» **What is asked**: Below are the records; reproduce all of them exactly but without any images.

» **Dataset excerpts**:
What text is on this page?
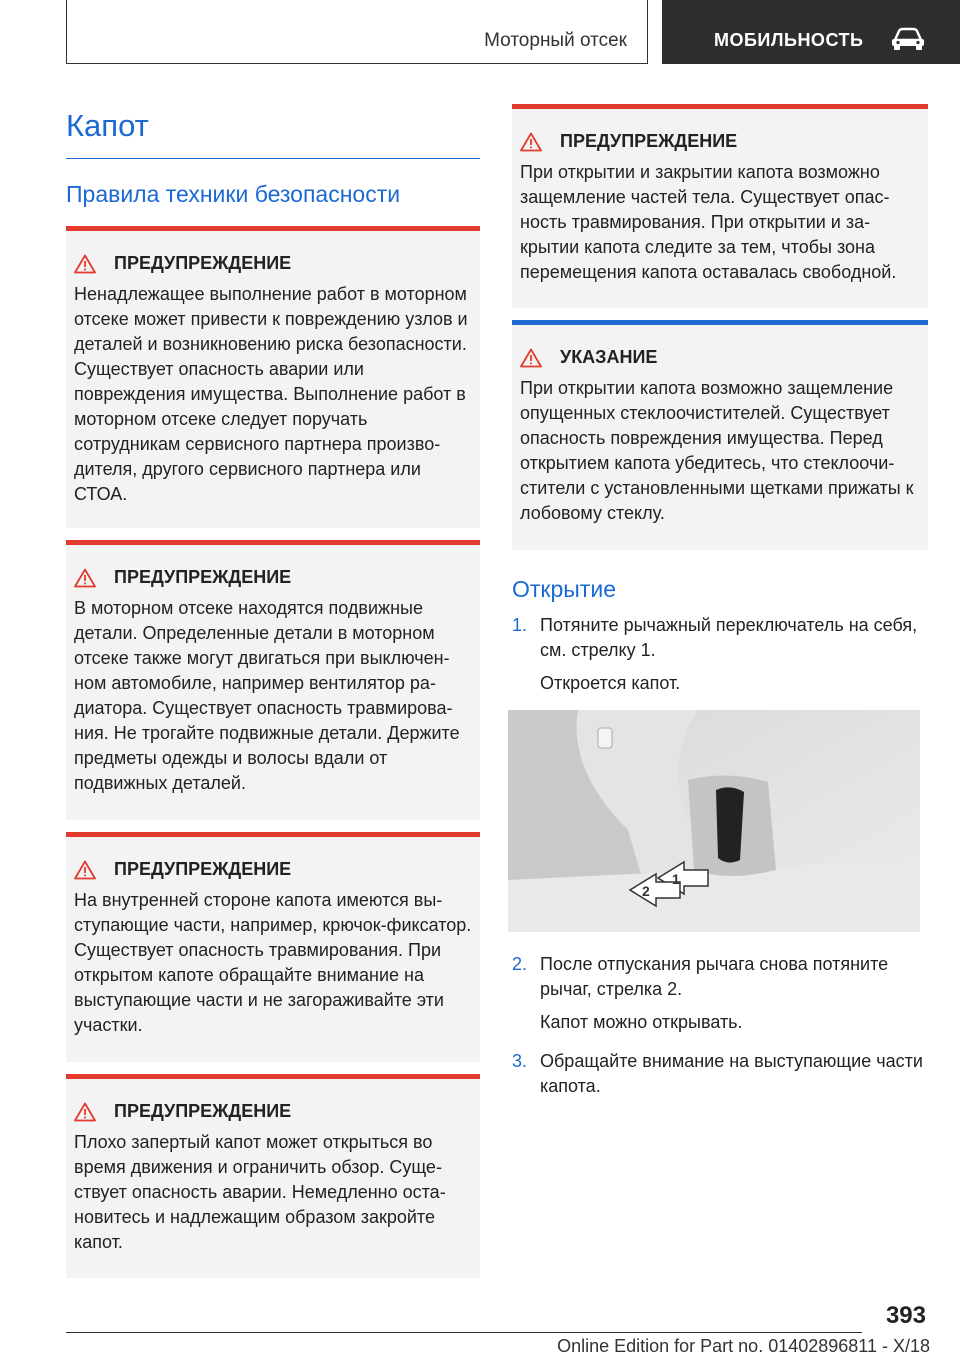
Моторный отсек	МОБИЛЬНОСТЬ
Капот
Правила техники безопасности
ПРЕДУПРЕЖДЕНИЕ
Ненадлежащее выполнение работ в моторном отсеке может привести к повреждению узлов и деталей и возникновению риска безопасности. Существует опасность аварии или повреждения имущества. Выполнение работ в моторном отсеке следует поручать сотрудникам сервисного партнера производителя, другого сервисного партнера или СТОА.
ПРЕДУПРЕЖДЕНИЕ
В моторном отсеке находятся подвижные детали. Определенные детали в моторном отсеке также могут двигаться при выключенном автомобиле, например вентилятор радиатора. Существует опасность травмирования. Не трогайте подвижные детали. Держите предметы одежды и волосы вдали от подвижных деталей.
ПРЕДУПРЕЖДЕНИЕ
На внутренней стороне капота имеются выступающие части, например, крючок-фиксатор. Существует опасность травмирования. При открытом капоте обращайте внимание на выступающие части и не загораживайте эти участки.
ПРЕДУПРЕЖДЕНИЕ
Плохо запертый капот может открыться во время движения и ограничить обзор. Существует опасность аварии. Немедленно остановитесь и надлежащим образом закройте капот.
ПРЕДУПРЕЖДЕНИЕ
При открытии и закрытии капота возможно защемление частей тела. Существует опасность травмирования. При открытии и закрытии капота следите за тем, чтобы зона перемещения капота оставалась свободной.
УКАЗАНИЕ
При открытии капота возможно защемление опущенных стеклоочистителей. Существует опасность повреждения имущества. Перед открытием капота убедитесь, что стеклоочистители с установленными щетками прижаты к лобовому стеклу.
Открытие
1. Потяните рычажный переключатель на себя, см. стрелку 1.
Откроется капот.
1
2
2. После отпускания рычага снова потяните рычаг, стрелка 2.
Капот можно открывать.
3. Обращайте внимание на выступающие части капота.
393
Online Edition for Part no. 01402896811 - X/18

» **Final result**:
What text is on this page?
Моторный отсек	МОБИЛЬНОСТЬ
Капот
Правила техники безопасности
ПРЕДУПРЕЖДЕНИЕ
Ненадлежащее выполнение работ в моторном отсеке может привести к повреждению узлов и деталей и возникновению риска безопасности. Существует опасность аварии или повреждения имущества. Выполнение работ в моторном отсеке следует поручать сотрудникам сервисного партнера производителя, другого сервисного партнера или СТОА.
ПРЕДУПРЕЖДЕНИЕ
В моторном отсеке находятся подвижные детали. Определенные детали в моторном отсеке также могут двигаться при выключенном автомобиле, например вентилятор радиатора. Существует опасность травмирования. Не трогайте подвижные детали. Держите предметы одежды и волосы вдали от подвижных деталей.
ПРЕДУПРЕЖДЕНИЕ
На внутренней стороне капота имеются выступающие части, например, крючок-фиксатор. Существует опасность травмирования. При открытом капоте обращайте внимание на выступающие части и не загораживайте эти участки.
ПРЕДУПРЕЖДЕНИЕ
Плохо запертый капот может открыться во время движения и ограничить обзор. Существует опасность аварии. Немедленно остановитесь и надлежащим образом закройте капот.
ПРЕДУПРЕЖДЕНИЕ
При открытии и закрытии капота возможно защемление частей тела. Существует опасность травмирования. При открытии и закрытии капота следите за тем, чтобы зона перемещения капота оставалась свободной.
УКАЗАНИЕ
При открытии капота возможно защемление опущенных стеклоочистителей. Существует опасность повреждения имущества. Перед открытием капота убедитесь, что стеклоочистители с установленными щетками прижаты к лобовому стеклу.
Открытие
1. Потяните рычажный переключатель на себя, см. стрелку 1.
Откроется капот.
1
2
2. После отпускания рычага снова потяните рычаг, стрелка 2.
Капот можно открывать.
3. Обращайте внимание на выступающие части капота.
393
Online Edition for Part no. 01402896811 - X/18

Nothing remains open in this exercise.